(Task material)

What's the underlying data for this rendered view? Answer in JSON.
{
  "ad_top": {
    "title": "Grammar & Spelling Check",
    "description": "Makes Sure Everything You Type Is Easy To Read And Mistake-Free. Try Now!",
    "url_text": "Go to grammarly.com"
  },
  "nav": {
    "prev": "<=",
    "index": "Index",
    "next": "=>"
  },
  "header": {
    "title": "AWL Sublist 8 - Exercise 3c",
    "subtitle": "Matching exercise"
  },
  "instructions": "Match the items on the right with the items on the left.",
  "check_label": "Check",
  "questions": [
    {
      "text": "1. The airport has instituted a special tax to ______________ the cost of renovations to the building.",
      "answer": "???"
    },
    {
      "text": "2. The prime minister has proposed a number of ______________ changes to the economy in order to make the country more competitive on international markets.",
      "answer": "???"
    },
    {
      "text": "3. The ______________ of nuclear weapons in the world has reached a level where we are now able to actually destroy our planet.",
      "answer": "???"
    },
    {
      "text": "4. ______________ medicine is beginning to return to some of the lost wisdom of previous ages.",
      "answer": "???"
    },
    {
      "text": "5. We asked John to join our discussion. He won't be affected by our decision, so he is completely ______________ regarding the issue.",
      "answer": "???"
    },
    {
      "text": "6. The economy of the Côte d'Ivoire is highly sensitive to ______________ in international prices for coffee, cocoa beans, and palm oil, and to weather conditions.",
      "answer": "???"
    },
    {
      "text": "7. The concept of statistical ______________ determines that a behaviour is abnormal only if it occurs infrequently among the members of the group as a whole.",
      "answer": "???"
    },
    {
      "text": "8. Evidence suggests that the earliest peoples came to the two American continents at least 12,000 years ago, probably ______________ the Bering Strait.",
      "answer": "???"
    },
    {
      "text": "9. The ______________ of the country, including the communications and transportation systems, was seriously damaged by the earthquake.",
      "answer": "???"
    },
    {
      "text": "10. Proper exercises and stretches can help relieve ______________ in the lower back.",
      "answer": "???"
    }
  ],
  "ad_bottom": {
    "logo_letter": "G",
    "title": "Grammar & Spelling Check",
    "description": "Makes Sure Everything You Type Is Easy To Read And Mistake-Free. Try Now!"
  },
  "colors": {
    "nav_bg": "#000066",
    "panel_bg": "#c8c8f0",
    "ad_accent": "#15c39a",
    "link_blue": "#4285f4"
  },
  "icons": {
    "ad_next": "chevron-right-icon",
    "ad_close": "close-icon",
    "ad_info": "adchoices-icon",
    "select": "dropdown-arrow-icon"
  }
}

(Exercise brief) Transcribe the material above in its entirety. Match it exactly.

(Task response)
What's the underlying data for this rendered view? Answer in JSON.
{
  "ad_top": {
    "title": "Grammar & Spelling Check",
    "description": "Makes Sure Everything You Type Is Easy To Read And Mistake-Free. Try Now!",
    "url_text": "Go to grammarly.com"
  },
  "nav": {
    "prev": "<=",
    "index": "Index",
    "next": "=>"
  },
  "header": {
    "title": "AWL Sublist 8 - Exercise 3c",
    "subtitle": "Matching exercise"
  },
  "instructions": "Match the items on the right with the items on the left.",
  "check_label": "Check",
  "questions": [
    {
      "text": "1. The airport has instituted a special tax to ______________ the cost of renovations to the building.",
      "answer": "???"
    },
    {
      "text": "2. The prime minister has proposed a number of ______________ changes to the economy in order to make the country more competitive on international markets.",
      "answer": "???"
    },
    {
      "text": "3. The ______________ of nuclear weapons in the world has reached a level where we are now able to actually destroy our planet.",
      "answer": "???"
    },
    {
      "text": "4. ______________ medicine is beginning to return to some of the lost wisdom of previous ages.",
      "answer": "???"
    },
    {
      "text": "5. We asked John to join our discussion. He won't be affected by our decision, so he is completely ______________ regarding the issue.",
      "answer": "???"
    },
    {
      "text": "6. The economy of the Côte d'Ivoire is highly sensitive to ______________ in international prices for coffee, cocoa beans, and palm oil, and to weather conditions.",
      "answer": "???"
    },
    {
      "text": "7. The concept of statistical ______________ determines that a behaviour is abnormal only if it occurs infrequently among the members of the group as a whole.",
      "answer": "???"
    },
    {
      "text": "8. Evidence suggests that the earliest peoples came to the two American continents at least 12,000 years ago, probably ______________ the Bering Strait.",
      "answer": "???"
    },
    {
      "text": "9. The ______________ of the country, including the communications and transportation systems, was seriously damaged by the earthquake.",
      "answer": "???"
    },
    {
      "text": "10. Proper exercises and stretches can help relieve ______________ in the lower back.",
      "answer": "???"
    }
  ],
  "ad_bottom": {
    "logo_letter": "G",
    "title": "Grammar & Spelling Check",
    "description": "Makes Sure Everything You Type Is Easy To Read And Mistake-Free. Try Now!"
  },
  "colors": {
    "nav_bg": "#000066",
    "panel_bg": "#c8c8f0",
    "ad_accent": "#15c39a",
    "link_blue": "#4285f4"
  },
  "icons": {
    "ad_next": "chevron-right-icon",
    "ad_close": "close-icon",
    "ad_info": "adchoices-icon",
    "select": "dropdown-arrow-icon"
  }
}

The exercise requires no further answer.